# Requirement:
Repeat each line exactly as it is written.

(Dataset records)
--

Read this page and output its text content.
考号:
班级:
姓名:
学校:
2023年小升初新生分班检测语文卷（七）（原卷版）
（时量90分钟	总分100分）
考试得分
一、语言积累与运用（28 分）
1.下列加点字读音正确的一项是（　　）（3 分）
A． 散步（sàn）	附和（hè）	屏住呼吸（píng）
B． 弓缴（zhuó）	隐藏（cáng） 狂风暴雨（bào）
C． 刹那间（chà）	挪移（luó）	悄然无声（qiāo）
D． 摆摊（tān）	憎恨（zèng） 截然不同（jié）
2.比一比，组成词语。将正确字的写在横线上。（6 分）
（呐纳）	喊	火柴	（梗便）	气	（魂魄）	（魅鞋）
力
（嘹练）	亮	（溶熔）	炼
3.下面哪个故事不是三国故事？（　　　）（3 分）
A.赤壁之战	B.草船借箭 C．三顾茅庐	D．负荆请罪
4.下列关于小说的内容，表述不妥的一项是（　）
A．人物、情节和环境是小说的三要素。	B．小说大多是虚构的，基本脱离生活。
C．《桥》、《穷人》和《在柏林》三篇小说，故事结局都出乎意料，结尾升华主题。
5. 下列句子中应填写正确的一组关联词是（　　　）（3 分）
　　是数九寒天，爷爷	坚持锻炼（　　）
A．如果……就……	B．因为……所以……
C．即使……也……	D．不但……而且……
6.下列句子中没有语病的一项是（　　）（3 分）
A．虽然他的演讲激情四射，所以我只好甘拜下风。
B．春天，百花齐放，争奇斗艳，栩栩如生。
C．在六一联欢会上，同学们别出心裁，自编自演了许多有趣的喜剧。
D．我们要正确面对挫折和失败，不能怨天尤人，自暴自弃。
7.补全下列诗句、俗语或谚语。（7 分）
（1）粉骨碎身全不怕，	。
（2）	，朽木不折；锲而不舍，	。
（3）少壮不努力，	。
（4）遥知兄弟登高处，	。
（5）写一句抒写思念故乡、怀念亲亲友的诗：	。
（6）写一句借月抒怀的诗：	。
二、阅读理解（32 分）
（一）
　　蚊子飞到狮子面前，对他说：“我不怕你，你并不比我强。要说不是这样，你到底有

--

# Answer for the task:
Read this page and output its text content.
考号:
班级:
姓名:
学校:
2023年小升初新生分班检测语文卷（七）（原卷版）
（时量90分钟	总分100分）
考试得分
一、语言积累与运用（28 分）
1.下列加点字读音正确的一项是（　　）（3 分）
A． 散步（sàn）	附和（hè）	屏住呼吸（píng）
B． 弓缴（zhuó）	隐藏（cáng） 狂风暴雨（bào）
C． 刹那间（chà）	挪移（luó）	悄然无声（qiāo）
D． 摆摊（tān）	憎恨（zèng） 截然不同（jié）
2.比一比，组成词语。将正确字的写在横线上。（6 分）
（呐纳）	喊	火柴	（梗便）	气	（魂魄）	（魅鞋）
力
（嘹练）	亮	（溶熔）	炼
3.下面哪个故事不是三国故事？（　　　）（3 分）
A.赤壁之战	B.草船借箭 C．三顾茅庐	D．负荆请罪
4.下列关于小说的内容，表述不妥的一项是（　）
A．人物、情节和环境是小说的三要素。	B．小说大多是虚构的，基本脱离生活。
C．《桥》、《穷人》和《在柏林》三篇小说，故事结局都出乎意料，结尾升华主题。
5. 下列句子中应填写正确的一组关联词是（　　　）（3 分）
　　是数九寒天，爷爷	坚持锻炼（　　）
A．如果……就……	B．因为……所以……
C．即使……也……	D．不但……而且……
6.下列句子中没有语病的一项是（　　）（3 分）
A．虽然他的演讲激情四射，所以我只好甘拜下风。
B．春天，百花齐放，争奇斗艳，栩栩如生。
C．在六一联欢会上，同学们别出心裁，自编自演了许多有趣的喜剧。
D．我们要正确面对挫折和失败，不能怨天尤人，自暴自弃。
7.补全下列诗句、俗语或谚语。（7 分）
（1）粉骨碎身全不怕，	。
（2）	，朽木不折；锲而不舍，	。
（3）少壮不努力，	。
（4）遥知兄弟登高处，	。
（5）写一句抒写思念故乡、怀念亲亲友的诗：	。
（6）写一句借月抒怀的诗：	。
二、阅读理解（32 分）
（一）
　　蚊子飞到狮子面前，对他说：“我不怕你，你并不比我强。要说不是这样，你到底有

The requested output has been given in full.